- The request -
In the material below, the lines containing the word "Index" are required; copy each of them.

- Material -
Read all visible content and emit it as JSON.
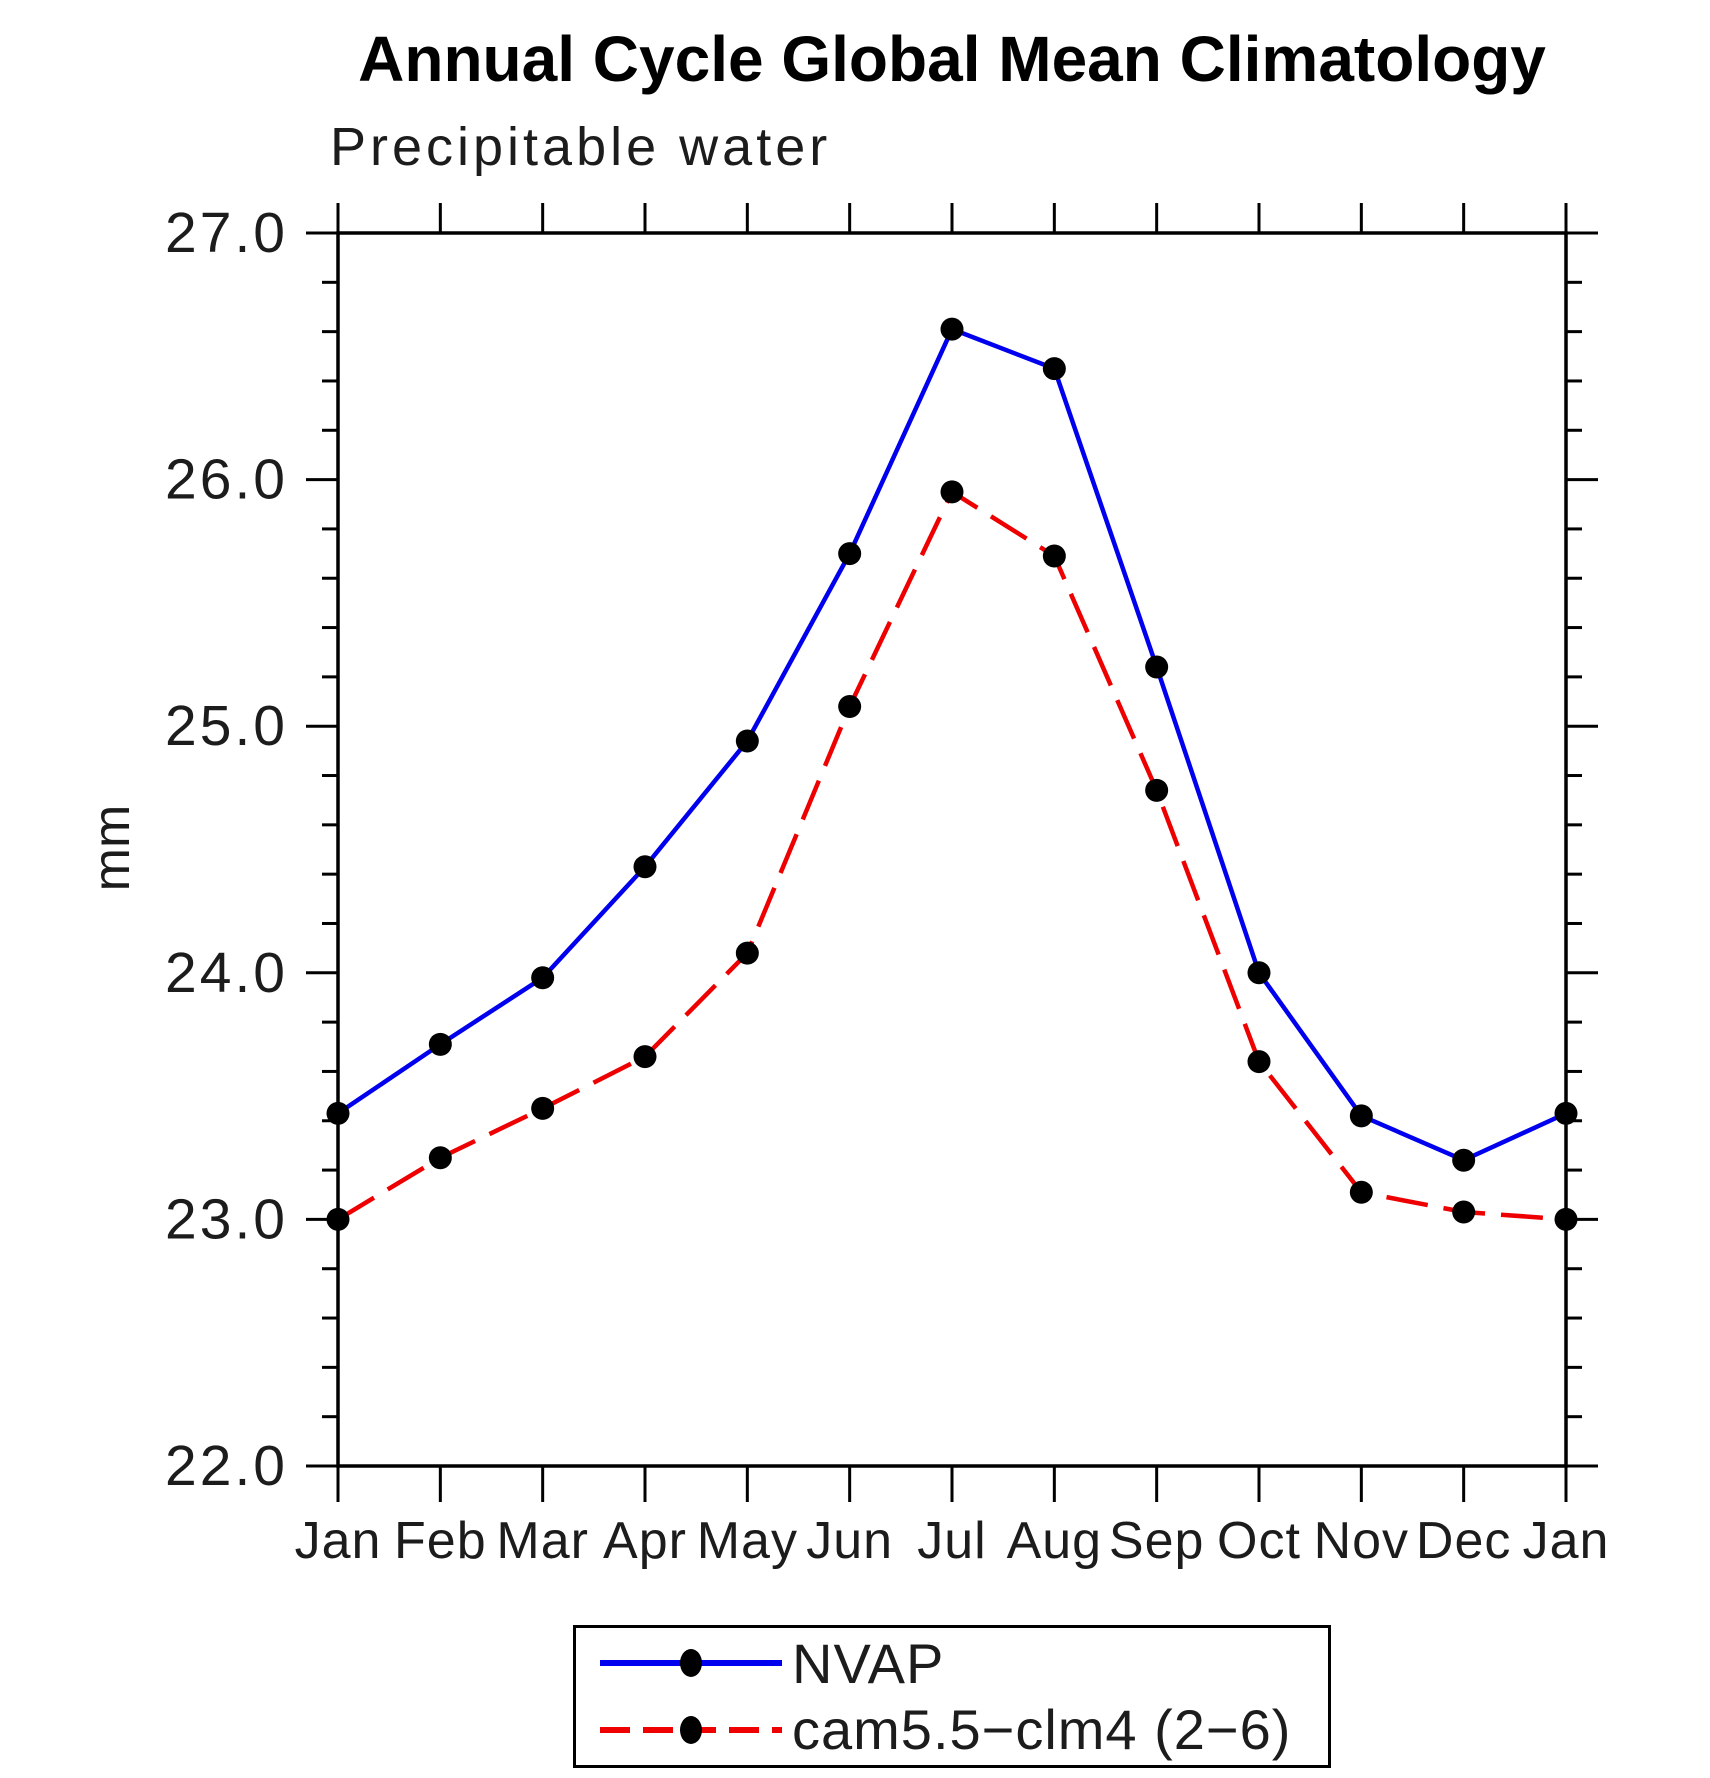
{
  "page": {
    "background": "#ffffff",
    "text_color": "#000000",
    "axis_color": "#000000"
  },
  "chart_data": {
    "type": "line",
    "title": "Annual Cycle Global Mean Climatology",
    "subtitle": "Precipitable water",
    "xlabel": "",
    "ylabel": "mm",
    "categories": [
      "Jan",
      "Feb",
      "Mar",
      "Apr",
      "May",
      "Jun",
      "Jul",
      "Aug",
      "Sep",
      "Oct",
      "Nov",
      "Dec",
      "Jan"
    ],
    "ylim": [
      22.0,
      27.0
    ],
    "ytick_major_step": 1.0,
    "ytick_minor_step": 0.2,
    "ytick_labels": [
      "22.0",
      "23.0",
      "24.0",
      "25.0",
      "26.0",
      "27.0"
    ],
    "grid": false,
    "legend_position": "bottom-center-boxed",
    "marker": "black-dot",
    "marker_color": "#000000",
    "series": [
      {
        "name": "NVAP",
        "color": "#0000ee",
        "style": "solid",
        "values": [
          23.43,
          23.71,
          23.98,
          24.43,
          24.94,
          25.7,
          26.61,
          26.45,
          25.24,
          24.0,
          23.42,
          23.24,
          23.43
        ]
      },
      {
        "name": "cam5.5−clm4 (2−6)",
        "color": "#ee0000",
        "style": "dashed",
        "values": [
          23.0,
          23.25,
          23.45,
          23.66,
          24.08,
          25.08,
          25.95,
          25.69,
          24.74,
          23.64,
          23.11,
          23.03,
          23.0
        ]
      }
    ]
  }
}
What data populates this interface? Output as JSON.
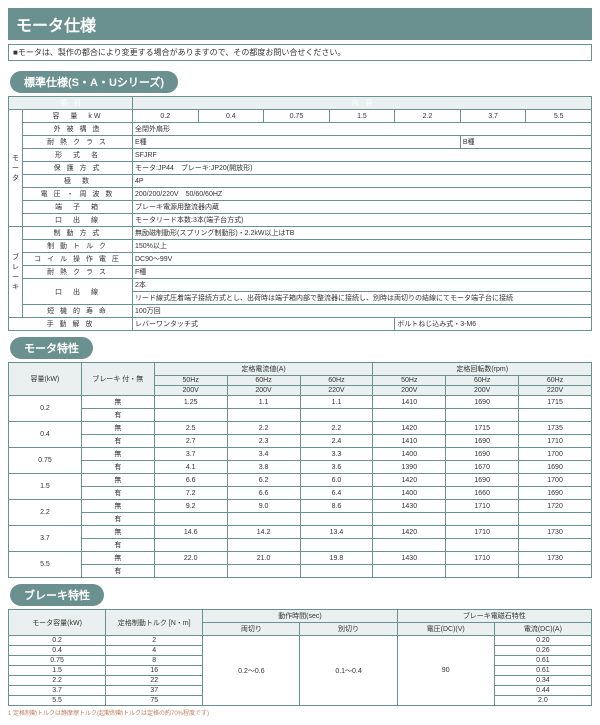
{
  "banner": {
    "title": "モータ仕様",
    "sub": "■モータは、製作の都合により変更する場合がありますので、その都度お問い合せください。"
  },
  "sec1": {
    "title": "標準仕様(S・A・Uシリーズ)",
    "h": {
      "item": "項　目",
      "content": "内　容"
    },
    "r": {
      "cap": "容　量　kW",
      "cap_vals": [
        "0.2",
        "0.4",
        "0.75",
        "1.5",
        "2.2",
        "3.7",
        "5.5"
      ],
      "frame": "外 被 構 造",
      "frame_v": "全閉外扇形",
      "ins": "耐 熱 ク ラ ス",
      "ins_v": "E種",
      "ins_v2": "B種",
      "type": "形　式　名",
      "type_v": "SFJRF",
      "prot": "保 護 方 式",
      "prot_v": "モータ:JP44　ブレーキ:JP20(開放形)",
      "pole": "極　数",
      "pole_v": "4P",
      "volt": "電 圧 ・ 周 波 数",
      "volt_v": "200/200/220V　50/60/60HZ",
      "term": "端　子　箱",
      "term_v": "ブレーキ電源用整流器内蔵",
      "lead": "口　出　線",
      "lead_v": "モータリード本数:3本(端子台方式)",
      "brake": "制 動 方 式",
      "brake_v": "無励磁制動形(スプリング制動形)・2.2kW以上はTB",
      "btq": "制 動 ト ル ク",
      "btq_v": "150%以上",
      "coil": "コ イ ル 操 作 電 圧",
      "coil_v": "DC90〜99V",
      "bins": "耐 熱 ク ラ ス",
      "bins_v": "F種",
      "blead": "口　出　線",
      "blead_v": "リード線式圧着端子接続方式とし、出荷時は端子箱内部で整流器に接続し、別時は両切りの結線にてモータ端子台に接続",
      "blead_n": "2本",
      "life": "短 機 的 寿 命",
      "life_v": "100万回",
      "rel": "手 動 解 放",
      "rel_v": "レバーワンタッチ式",
      "rel_r": "ボルトねじ込み式・3-M6"
    }
  },
  "sec2": {
    "title": "モータ特性",
    "h": {
      "cap": "容量(kW)",
      "brk": "ブレーキ\n付・無",
      "cur": "定格電流値(A)",
      "rpm": "定格回転数(rpm)",
      "f50": "50Hz",
      "f60": "60Hz",
      "v200": "200V",
      "v220": "220V"
    },
    "rows": [
      {
        "cap": "0.2",
        "a": [
          "無",
          "1.25",
          "1.1",
          "1.1",
          "1410",
          "1690",
          "1715"
        ],
        "b": [
          "有",
          "",
          "",
          "",
          "",
          "",
          ""
        ]
      },
      {
        "cap": "0.4",
        "a": [
          "無",
          "2.5",
          "2.2",
          "2.2",
          "1420",
          "1715",
          "1735"
        ],
        "b": [
          "有",
          "2.7",
          "2.3",
          "2.4",
          "1410",
          "1690",
          "1710"
        ]
      },
      {
        "cap": "0.75",
        "a": [
          "無",
          "3.7",
          "3.4",
          "3.3",
          "1400",
          "1690",
          "1700"
        ],
        "b": [
          "有",
          "4.1",
          "3.8",
          "3.6",
          "1390",
          "1670",
          "1690"
        ]
      },
      {
        "cap": "1.5",
        "a": [
          "無",
          "6.6",
          "6.2",
          "6.0",
          "1420",
          "1690",
          "1700"
        ],
        "b": [
          "有",
          "7.2",
          "6.6",
          "6.4",
          "1400",
          "1660",
          "1690"
        ]
      },
      {
        "cap": "2.2",
        "a": [
          "無",
          "9.2",
          "9.0",
          "8.6",
          "1430",
          "1710",
          "1720"
        ],
        "b": [
          "有",
          "",
          "",
          "",
          "",
          "",
          ""
        ]
      },
      {
        "cap": "3.7",
        "a": [
          "無",
          "14.6",
          "14.2",
          "13.4",
          "1420",
          "1710",
          "1730"
        ],
        "b": [
          "有",
          "",
          "",
          "",
          "",
          "",
          ""
        ]
      },
      {
        "cap": "5.5",
        "a": [
          "無",
          "22.0",
          "21.0",
          "19.8",
          "1430",
          "1710",
          "1730"
        ],
        "b": [
          "有",
          "",
          "",
          "",
          "",
          "",
          ""
        ]
      }
    ]
  },
  "sec3": {
    "title": "ブレーキ特性",
    "h": {
      "cap": "モータ容量(kW)",
      "tq": "定格制動トルク\n[N・m]",
      "time": "動作時間(sec)",
      "mag": "ブレーキ電磁石特性",
      "both": "両切り",
      "sep": "別切り",
      "dcv": "電圧(DC)(V)",
      "dca": "電流(DC)(A)"
    },
    "rows": [
      [
        "0.2",
        "2",
        "",
        "",
        "",
        "0.20"
      ],
      [
        "0.4",
        "4",
        "",
        "",
        "",
        "0.26"
      ],
      [
        "0.75",
        "8",
        "",
        "",
        "",
        "0.61"
      ],
      [
        "1.5",
        "16",
        "0.2〜0.6",
        "0.1〜0.4",
        "90",
        "0.61"
      ],
      [
        "2.2",
        "22",
        "",
        "",
        "",
        "0.34"
      ],
      [
        "3.7",
        "37",
        "",
        "",
        "",
        "0.44"
      ],
      [
        "5.5",
        "75",
        "",
        "",
        "",
        "2.0"
      ]
    ],
    "note": "1 定格制動トルクは静摩擦トルク(起動制動トルクは定格の約70%程度です)"
  }
}
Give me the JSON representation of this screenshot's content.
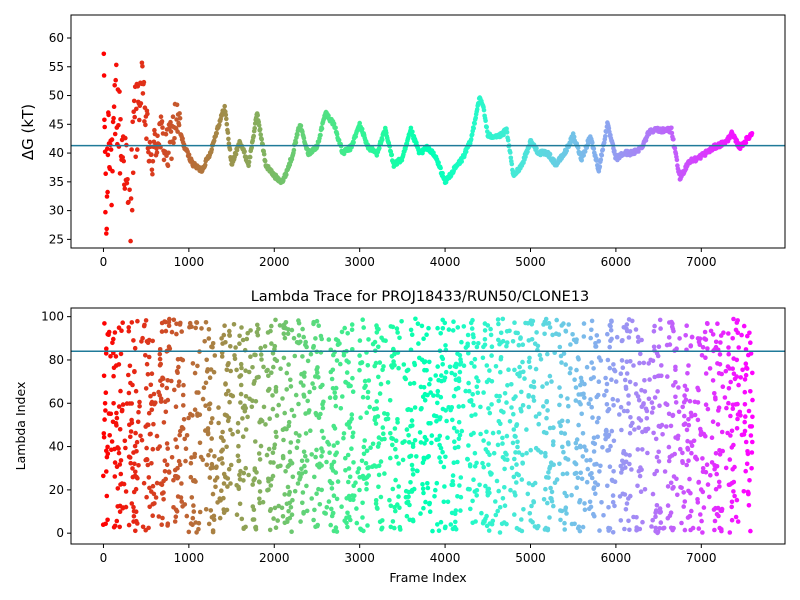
{
  "chart_data": [
    {
      "type": "scatter",
      "title": "",
      "xlabel": "",
      "ylabel": "ΔG (kT)",
      "xlim": [
        -380,
        7980
      ],
      "ylim": [
        23.5,
        64
      ],
      "xticks": [
        0,
        1000,
        2000,
        3000,
        4000,
        5000,
        6000,
        7000
      ],
      "yticks": [
        25,
        30,
        35,
        40,
        45,
        50,
        55,
        60
      ],
      "hline": 41.3,
      "hline_color": "#1f7a99",
      "colormap": "rainbow (red at frame 0 → violet at last frame)",
      "x_max": 7600,
      "trace": [
        [
          0,
          62
        ],
        [
          30,
          24
        ],
        [
          60,
          48
        ],
        [
          100,
          35
        ],
        [
          150,
          50
        ],
        [
          200,
          42
        ],
        [
          250,
          40
        ],
        [
          300,
          26
        ],
        [
          360,
          44
        ],
        [
          450,
          52
        ],
        [
          550,
          38
        ],
        [
          650,
          44
        ],
        [
          750,
          40
        ],
        [
          850,
          46
        ],
        [
          950,
          41
        ],
        [
          1050,
          38
        ],
        [
          1150,
          37
        ],
        [
          1250,
          40
        ],
        [
          1350,
          45
        ],
        [
          1420,
          48
        ],
        [
          1500,
          38
        ],
        [
          1600,
          42
        ],
        [
          1700,
          38
        ],
        [
          1800,
          47
        ],
        [
          1900,
          38
        ],
        [
          2000,
          36
        ],
        [
          2100,
          35
        ],
        [
          2200,
          39
        ],
        [
          2300,
          45
        ],
        [
          2400,
          40
        ],
        [
          2500,
          41
        ],
        [
          2600,
          47
        ],
        [
          2700,
          45
        ],
        [
          2800,
          40
        ],
        [
          2900,
          41
        ],
        [
          3000,
          45
        ],
        [
          3100,
          41
        ],
        [
          3200,
          40
        ],
        [
          3300,
          44
        ],
        [
          3400,
          38
        ],
        [
          3500,
          39
        ],
        [
          3600,
          44
        ],
        [
          3700,
          40
        ],
        [
          3800,
          41
        ],
        [
          3900,
          39
        ],
        [
          4000,
          35
        ],
        [
          4100,
          37
        ],
        [
          4200,
          39
        ],
        [
          4300,
          42
        ],
        [
          4400,
          49.5
        ],
        [
          4450,
          48
        ],
        [
          4500,
          43
        ],
        [
          4650,
          43
        ],
        [
          4720,
          44
        ],
        [
          4800,
          36
        ],
        [
          4900,
          38
        ],
        [
          5000,
          42
        ],
        [
          5100,
          40
        ],
        [
          5200,
          40
        ],
        [
          5300,
          38
        ],
        [
          5400,
          40
        ],
        [
          5500,
          43
        ],
        [
          5600,
          39
        ],
        [
          5700,
          43
        ],
        [
          5800,
          37
        ],
        [
          5900,
          45
        ],
        [
          6000,
          39
        ],
        [
          6100,
          40
        ],
        [
          6200,
          40
        ],
        [
          6300,
          41
        ],
        [
          6400,
          44
        ],
        [
          6550,
          44
        ],
        [
          6650,
          44
        ],
        [
          6750,
          35.5
        ],
        [
          6850,
          38.5
        ],
        [
          6950,
          39
        ],
        [
          7050,
          40
        ],
        [
          7150,
          41
        ],
        [
          7300,
          42
        ],
        [
          7350,
          43.5
        ],
        [
          7450,
          41
        ],
        [
          7600,
          43.5
        ]
      ]
    },
    {
      "type": "scatter",
      "title": "Lambda Trace for PROJ18433/RUN50/CLONE13",
      "xlabel": "Frame Index",
      "ylabel": "Lambda Index",
      "xlim": [
        -380,
        7980
      ],
      "ylim": [
        -5,
        104
      ],
      "xticks": [
        0,
        1000,
        2000,
        3000,
        4000,
        5000,
        6000,
        7000
      ],
      "yticks": [
        0,
        20,
        40,
        60,
        80,
        100
      ],
      "hline": 84,
      "hline_color": "#1f7a99",
      "colormap": "rainbow (red at frame 0 → violet at last frame)",
      "x_max": 7600,
      "value_range": [
        0,
        99
      ]
    }
  ]
}
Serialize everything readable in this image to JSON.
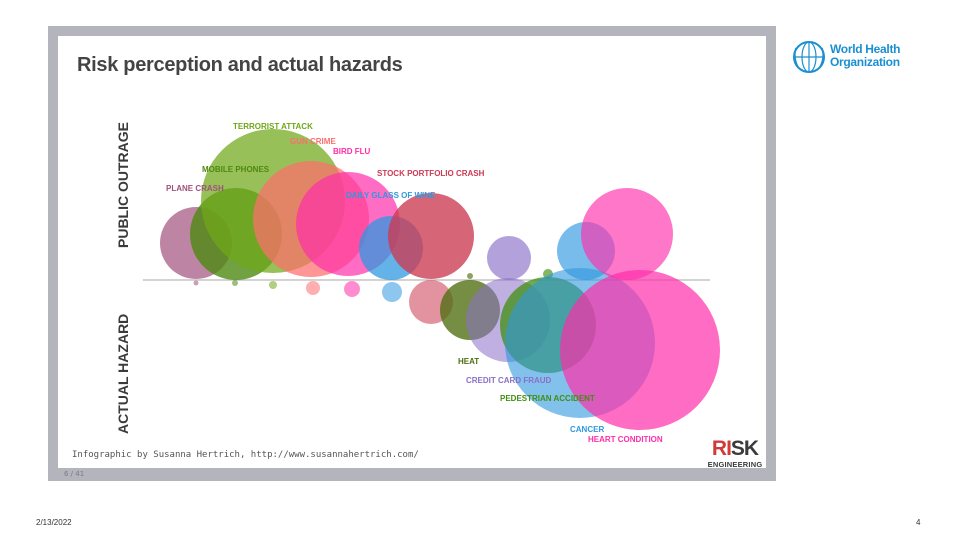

- Written answer -
      "xlabel": "Frame Index",
      "ylabel": "Lambda Index",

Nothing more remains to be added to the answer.